Aim of the exercise: Reproduce all the entries precisely.

-- Exercise inputs start --

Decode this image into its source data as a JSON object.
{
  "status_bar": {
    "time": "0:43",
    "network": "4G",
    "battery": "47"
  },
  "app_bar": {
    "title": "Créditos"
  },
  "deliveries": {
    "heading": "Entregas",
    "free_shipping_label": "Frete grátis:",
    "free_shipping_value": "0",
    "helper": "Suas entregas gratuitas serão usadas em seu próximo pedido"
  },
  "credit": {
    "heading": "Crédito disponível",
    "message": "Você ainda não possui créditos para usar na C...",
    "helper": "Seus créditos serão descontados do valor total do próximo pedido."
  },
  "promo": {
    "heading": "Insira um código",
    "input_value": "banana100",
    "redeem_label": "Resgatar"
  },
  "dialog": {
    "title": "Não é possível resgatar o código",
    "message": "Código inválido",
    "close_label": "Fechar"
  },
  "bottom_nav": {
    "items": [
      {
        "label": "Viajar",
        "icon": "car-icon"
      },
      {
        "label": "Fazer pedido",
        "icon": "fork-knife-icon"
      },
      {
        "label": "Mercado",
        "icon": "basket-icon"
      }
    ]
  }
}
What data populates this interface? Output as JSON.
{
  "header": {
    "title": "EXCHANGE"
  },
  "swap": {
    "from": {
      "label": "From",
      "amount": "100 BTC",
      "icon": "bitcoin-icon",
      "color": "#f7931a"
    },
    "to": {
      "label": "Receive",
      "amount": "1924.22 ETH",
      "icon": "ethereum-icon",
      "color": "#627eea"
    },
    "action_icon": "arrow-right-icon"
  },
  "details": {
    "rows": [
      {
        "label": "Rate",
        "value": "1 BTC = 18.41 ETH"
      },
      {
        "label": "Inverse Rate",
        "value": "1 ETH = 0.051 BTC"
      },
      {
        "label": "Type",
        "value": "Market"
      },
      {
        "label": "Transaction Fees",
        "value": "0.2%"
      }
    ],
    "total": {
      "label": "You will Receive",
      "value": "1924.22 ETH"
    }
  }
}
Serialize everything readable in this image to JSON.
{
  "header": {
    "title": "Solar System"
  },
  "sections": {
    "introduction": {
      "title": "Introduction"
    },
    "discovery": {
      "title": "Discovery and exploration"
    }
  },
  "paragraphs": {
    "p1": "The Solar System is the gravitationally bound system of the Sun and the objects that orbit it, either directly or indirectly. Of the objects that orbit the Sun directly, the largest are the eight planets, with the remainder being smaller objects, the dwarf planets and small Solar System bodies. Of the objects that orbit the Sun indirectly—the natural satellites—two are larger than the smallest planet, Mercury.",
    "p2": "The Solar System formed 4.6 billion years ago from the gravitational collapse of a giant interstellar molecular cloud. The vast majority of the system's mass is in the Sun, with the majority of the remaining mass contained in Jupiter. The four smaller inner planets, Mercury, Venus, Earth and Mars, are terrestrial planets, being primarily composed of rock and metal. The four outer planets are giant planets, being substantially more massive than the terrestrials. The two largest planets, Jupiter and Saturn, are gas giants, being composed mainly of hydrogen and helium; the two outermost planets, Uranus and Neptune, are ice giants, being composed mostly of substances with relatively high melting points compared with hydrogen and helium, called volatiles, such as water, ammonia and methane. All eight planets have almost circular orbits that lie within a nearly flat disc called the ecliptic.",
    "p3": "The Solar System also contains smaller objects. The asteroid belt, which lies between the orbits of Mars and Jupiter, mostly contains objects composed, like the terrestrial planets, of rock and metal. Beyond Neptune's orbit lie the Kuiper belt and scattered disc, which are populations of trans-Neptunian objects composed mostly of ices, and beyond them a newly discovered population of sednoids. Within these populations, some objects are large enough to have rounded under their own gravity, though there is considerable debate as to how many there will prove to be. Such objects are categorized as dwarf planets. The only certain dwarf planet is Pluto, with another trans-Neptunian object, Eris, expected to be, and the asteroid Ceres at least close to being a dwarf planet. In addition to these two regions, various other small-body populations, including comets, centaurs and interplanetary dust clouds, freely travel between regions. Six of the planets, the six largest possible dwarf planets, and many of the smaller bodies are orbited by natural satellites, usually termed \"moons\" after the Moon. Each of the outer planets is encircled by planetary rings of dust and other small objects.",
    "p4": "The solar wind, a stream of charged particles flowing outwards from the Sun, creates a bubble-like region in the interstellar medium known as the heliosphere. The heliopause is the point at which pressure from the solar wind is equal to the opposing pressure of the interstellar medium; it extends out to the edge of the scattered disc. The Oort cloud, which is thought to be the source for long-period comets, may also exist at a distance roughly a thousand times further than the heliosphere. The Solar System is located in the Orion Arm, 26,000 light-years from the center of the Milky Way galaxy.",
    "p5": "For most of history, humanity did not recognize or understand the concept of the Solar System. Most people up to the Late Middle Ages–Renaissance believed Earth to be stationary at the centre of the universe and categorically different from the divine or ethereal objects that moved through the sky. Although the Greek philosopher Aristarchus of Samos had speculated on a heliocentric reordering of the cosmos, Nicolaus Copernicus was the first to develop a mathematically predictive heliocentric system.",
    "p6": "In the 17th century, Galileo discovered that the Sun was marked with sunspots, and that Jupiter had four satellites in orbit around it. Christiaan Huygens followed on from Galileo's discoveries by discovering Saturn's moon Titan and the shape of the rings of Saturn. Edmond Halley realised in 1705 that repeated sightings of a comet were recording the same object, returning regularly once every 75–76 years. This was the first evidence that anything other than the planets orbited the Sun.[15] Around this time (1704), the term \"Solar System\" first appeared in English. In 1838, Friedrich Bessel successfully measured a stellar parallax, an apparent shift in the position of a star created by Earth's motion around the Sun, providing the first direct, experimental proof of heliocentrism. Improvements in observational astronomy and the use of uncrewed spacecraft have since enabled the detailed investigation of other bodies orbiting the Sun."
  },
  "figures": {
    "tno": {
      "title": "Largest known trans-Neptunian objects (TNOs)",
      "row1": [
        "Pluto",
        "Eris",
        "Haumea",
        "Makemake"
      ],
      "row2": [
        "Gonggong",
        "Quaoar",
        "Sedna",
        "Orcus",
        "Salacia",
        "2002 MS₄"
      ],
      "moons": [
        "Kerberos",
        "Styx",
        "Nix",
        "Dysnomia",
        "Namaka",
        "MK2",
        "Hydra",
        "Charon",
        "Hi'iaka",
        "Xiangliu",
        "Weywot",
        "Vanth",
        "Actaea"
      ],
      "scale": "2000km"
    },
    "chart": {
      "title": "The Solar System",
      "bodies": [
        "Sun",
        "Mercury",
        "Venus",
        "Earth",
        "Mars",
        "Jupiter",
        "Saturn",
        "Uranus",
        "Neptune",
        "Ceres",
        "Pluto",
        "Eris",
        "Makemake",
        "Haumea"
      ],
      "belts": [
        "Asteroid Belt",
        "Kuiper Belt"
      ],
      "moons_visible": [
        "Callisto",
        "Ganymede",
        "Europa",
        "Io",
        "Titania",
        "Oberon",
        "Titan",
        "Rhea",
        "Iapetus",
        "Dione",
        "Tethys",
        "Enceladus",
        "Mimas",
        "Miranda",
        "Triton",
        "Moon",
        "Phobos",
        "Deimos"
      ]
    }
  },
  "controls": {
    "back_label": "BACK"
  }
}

-- Exercise inputs end --

Result of the exercise:
Decode this image into its source data as a JSON object.
{
  "status_bar": {
    "time": "0:43",
    "network": "4G",
    "battery": "47"
  },
  "app_bar": {
    "title": "Créditos"
  },
  "deliveries": {
    "heading": "Entregas",
    "free_shipping_label": "Frete grátis:",
    "free_shipping_value": "0",
    "helper": "Suas entregas gratuitas serão usadas em seu próximo pedido"
  },
  "credit": {
    "heading": "Crédito disponível",
    "message": "Você ainda não possui créditos para usar na C...",
    "helper": "Seus créditos serão descontados do valor total do próximo pedido."
  },
  "promo": {
    "heading": "Insira um código",
    "input_value": "banana100",
    "redeem_label": "Resgatar"
  },
  "dialog": {
    "title": "Não é possível resgatar o código",
    "message": "Código inválido",
    "close_label": "Fechar"
  },
  "bottom_nav": {
    "items": [
      {
        "label": "Viajar",
        "icon": "car-icon"
      },
      {
        "label": "Fazer pedido",
        "icon": "fork-knife-icon"
      },
      {
        "label": "Mercado",
        "icon": "basket-icon"
      }
    ]
  }
}
What data populates this interface? Output as JSON.
{
  "header": {
    "title": "EXCHANGE"
  },
  "swap": {
    "from": {
      "label": "From",
      "amount": "100 BTC",
      "icon": "bitcoin-icon",
      "color": "#f7931a"
    },
    "to": {
      "label": "Receive",
      "amount": "1924.22 ETH",
      "icon": "ethereum-icon",
      "color": "#627eea"
    },
    "action_icon": "arrow-right-icon"
  },
  "details": {
    "rows": [
      {
        "label": "Rate",
        "value": "1 BTC = 18.41 ETH"
      },
      {
        "label": "Inverse Rate",
        "value": "1 ETH = 0.051 BTC"
      },
      {
        "label": "Type",
        "value": "Market"
      },
      {
        "label": "Transaction Fees",
        "value": "0.2%"
      }
    ],
    "total": {
      "label": "You will Receive",
      "value": "1924.22 ETH"
    }
  }
}
Serialize everything readable in this image to JSON.
{
  "header": {
    "title": "Solar System"
  },
  "sections": {
    "introduction": {
      "title": "Introduction"
    },
    "discovery": {
      "title": "Discovery and exploration"
    }
  },
  "paragraphs": {
    "p1": "The Solar System is the gravitationally bound system of the Sun and the objects that orbit it, either directly or indirectly. Of the objects that orbit the Sun directly, the largest are the eight planets, with the remainder being smaller objects, the dwarf planets and small Solar System bodies. Of the objects that orbit the Sun indirectly—the natural satellites—two are larger than the smallest planet, Mercury.",
    "p2": "The Solar System formed 4.6 billion years ago from the gravitational collapse of a giant interstellar molecular cloud. The vast majority of the system's mass is in the Sun, with the majority of the remaining mass contained in Jupiter. The four smaller inner planets, Mercury, Venus, Earth and Mars, are terrestrial planets, being primarily composed of rock and metal. The four outer planets are giant planets, being substantially more massive than the terrestrials. The two largest planets, Jupiter and Saturn, are gas giants, being composed mainly of hydrogen and helium; the two outermost planets, Uranus and Neptune, are ice giants, being composed mostly of substances with relatively high melting points compared with hydrogen and helium, called volatiles, such as water, ammonia and methane. All eight planets have almost circular orbits that lie within a nearly flat disc called the ecliptic.",
    "p3": "The Solar System also contains smaller objects. The asteroid belt, which lies between the orbits of Mars and Jupiter, mostly contains objects composed, like the terrestrial planets, of rock and metal. Beyond Neptune's orbit lie the Kuiper belt and scattered disc, which are populations of trans-Neptunian objects composed mostly of ices, and beyond them a newly discovered population of sednoids. Within these populations, some objects are large enough to have rounded under their own gravity, though there is considerable debate as to how many there will prove to be. Such objects are categorized as dwarf planets. The only certain dwarf planet is Pluto, with another trans-Neptunian object, Eris, expected to be, and the asteroid Ceres at least close to being a dwarf planet. In addition to these two regions, various other small-body populations, including comets, centaurs and interplanetary dust clouds, freely travel between regions. Six of the planets, the six largest possible dwarf planets, and many of the smaller bodies are orbited by natural satellites, usually termed \"moons\" after the Moon. Each of the outer planets is encircled by planetary rings of dust and other small objects.",
    "p4": "The solar wind, a stream of charged particles flowing outwards from the Sun, creates a bubble-like region in the interstellar medium known as the heliosphere. The heliopause is the point at which pressure from the solar wind is equal to the opposing pressure of the interstellar medium; it extends out to the edge of the scattered disc. The Oort cloud, which is thought to be the source for long-period comets, may also exist at a distance roughly a thousand times further than the heliosphere. The Solar System is located in the Orion Arm, 26,000 light-years from the center of the Milky Way galaxy.",
    "p5": "For most of history, humanity did not recognize or understand the concept of the Solar System. Most people up to the Late Middle Ages–Renaissance believed Earth to be stationary at the centre of the universe and categorically different from the divine or ethereal objects that moved through the sky. Although the Greek philosopher Aristarchus of Samos had speculated on a heliocentric reordering of the cosmos, Nicolaus Copernicus was the first to develop a mathematically predictive heliocentric system.",
    "p6": "In the 17th century, Galileo discovered that the Sun was marked with sunspots, and that Jupiter had four satellites in orbit around it. Christiaan Huygens followed on from Galileo's discoveries by discovering Saturn's moon Titan and the shape of the rings of Saturn. Edmond Halley realised in 1705 that repeated sightings of a comet were recording the same object, returning regularly once every 75–76 years. This was the first evidence that anything other than the planets orbited the Sun.[15] Around this time (1704), the term \"Solar System\" first appeared in English. In 1838, Friedrich Bessel successfully measured a stellar parallax, an apparent shift in the position of a star created by Earth's motion around the Sun, providing the first direct, experimental proof of heliocentrism. Improvements in observational astronomy and the use of uncrewed spacecraft have since enabled the detailed investigation of other bodies orbiting the Sun."
  },
  "figures": {
    "tno": {
      "title": "Largest known trans-Neptunian objects (TNOs)",
      "row1": [
        "Pluto",
        "Eris",
        "Haumea",
        "Makemake"
      ],
      "row2": [
        "Gonggong",
        "Quaoar",
        "Sedna",
        "Orcus",
        "Salacia",
        "2002 MS₄"
      ],
      "moons": [
        "Kerberos",
        "Styx",
        "Nix",
        "Dysnomia",
        "Namaka",
        "MK2",
        "Hydra",
        "Charon",
        "Hi'iaka",
        "Xiangliu",
        "Weywot",
        "Vanth",
        "Actaea"
      ],
      "scale": "2000km"
    },
    "chart": {
      "title": "The Solar System",
      "bodies": [
        "Sun",
        "Mercury",
        "Venus",
        "Earth",
        "Mars",
        "Jupiter",
        "Saturn",
        "Uranus",
        "Neptune",
        "Ceres",
        "Pluto",
        "Eris",
        "Makemake",
        "Haumea"
      ],
      "belts": [
        "Asteroid Belt",
        "Kuiper Belt"
      ],
      "moons_visible": [
        "Callisto",
        "Ganymede",
        "Europa",
        "Io",
        "Titania",
        "Oberon",
        "Titan",
        "Rhea",
        "Iapetus",
        "Dione",
        "Tethys",
        "Enceladus",
        "Mimas",
        "Miranda",
        "Triton",
        "Moon",
        "Phobos",
        "Deimos"
      ]
    }
  },
  "controls": {
    "back_label": "BACK"
  }
}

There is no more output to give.